- [Prompt 1]:
In the directional drilling text below, translate the sentence "The drive section of the downhole motor is connected to and rotates a drill bit." into Spanish.
- [Prompt 2]:
List every fluid that the directional drilling text below names as one that may be forced down the stationary drill pipe or drillstring.

- [Source text]:
## Begin
The present invention relates to methods of directional drilling. More particularly, the present invention relates to methods of directional drilling that employ bottom hole assemblies attached thereto. More particularly, the present invention relates to tools which allow a bottom hole assembly to rotate and perform its tasks independently of the rotation of the drillstring.
In the art of oil field drilling technology, “directional drilling” is becoming increasingly prominent. In directional drilling, the angle of the borehole is altered during the drilling operation from vertical toward horizontal. Initially, directional drilling was developed in order to explore for oil under natural barriers, such as lakes. However, it has been determined that if the borehole passes along, rather than merely vertically traverses, a permeable oil bearing formation, production can be dramatically increased.
It has been recognized that a number of advantages can be gained in drilling wells by employing a stationary drill pipe or drillstring which has attached, at its lower end, a downhole motor. The drive section of the downhole motor is connected to and rotates a drill bit. In such an apparatus, a fluid (such as air, foam, or a relatively incompressible liquid) is forced down the stationary drill pipe or drillstring and on passing through the fluid-operated motor causes rotation of a shaft ultimately connected to the drilling bit. The drillstring is held or suspended in such a manner that it does not rotate and therefore may be regarded as stationary. However, it is lowered in the well as the drilling proceeds.
In directional drilling, drilling motors are utilized wherein a bend may be located in the drillstring above the motor, a bend may be placed in the motor housing below the rotor/stator drive section, or the bit or output shaft can be angularly offset relative to the drive section axis.
## End
- [Supplied information]:
## Begin
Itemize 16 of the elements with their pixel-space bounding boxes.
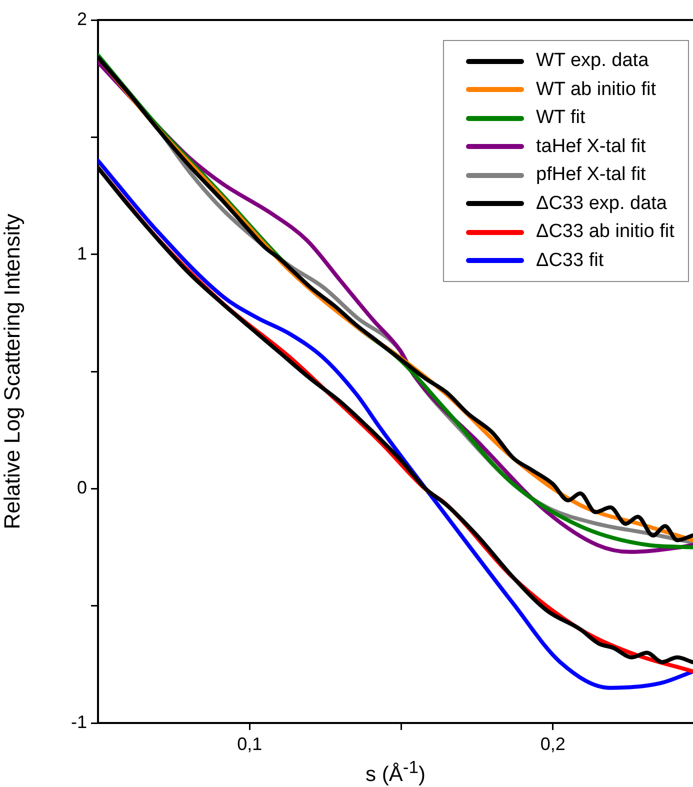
## End
- [Finished answer 1]:
La sección de accionamiento del motor de fondo está conectada a una barrena de perforación y la hace girar.

- [Finished answer 2]:
- Air
- Foam
- A relatively incompressible liquid